Work to be completed -> Pick out each line of the records that includes the string "tussim", and copy it.

Records supplied ->
+ + + + +
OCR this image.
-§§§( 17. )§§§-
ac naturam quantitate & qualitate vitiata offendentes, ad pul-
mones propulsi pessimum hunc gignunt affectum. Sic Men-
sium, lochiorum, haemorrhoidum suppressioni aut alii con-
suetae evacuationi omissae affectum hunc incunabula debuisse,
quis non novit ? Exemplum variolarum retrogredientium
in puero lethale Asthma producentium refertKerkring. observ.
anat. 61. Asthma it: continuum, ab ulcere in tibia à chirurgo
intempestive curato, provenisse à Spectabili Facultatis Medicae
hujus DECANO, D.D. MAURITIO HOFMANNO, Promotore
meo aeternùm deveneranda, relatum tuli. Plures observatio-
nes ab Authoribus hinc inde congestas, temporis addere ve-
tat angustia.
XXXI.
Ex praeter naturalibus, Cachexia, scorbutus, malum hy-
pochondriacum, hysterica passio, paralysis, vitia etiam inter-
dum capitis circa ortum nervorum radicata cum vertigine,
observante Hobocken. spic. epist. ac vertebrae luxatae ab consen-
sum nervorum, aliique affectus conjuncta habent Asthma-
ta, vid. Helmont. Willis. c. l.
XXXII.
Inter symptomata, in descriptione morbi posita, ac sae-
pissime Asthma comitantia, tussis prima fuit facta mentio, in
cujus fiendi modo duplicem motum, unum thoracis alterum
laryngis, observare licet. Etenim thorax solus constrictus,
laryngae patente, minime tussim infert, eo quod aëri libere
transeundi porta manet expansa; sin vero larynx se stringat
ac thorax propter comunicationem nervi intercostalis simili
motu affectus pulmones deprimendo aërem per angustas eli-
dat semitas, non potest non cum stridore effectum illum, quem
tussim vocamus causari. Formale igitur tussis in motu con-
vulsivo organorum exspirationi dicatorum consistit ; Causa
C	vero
+ + + + +
Task response ->
laryngae patente, minime tussim infert, eo quod aëri libere
tussim vocamus causari. Formale igitur tussis in motu con-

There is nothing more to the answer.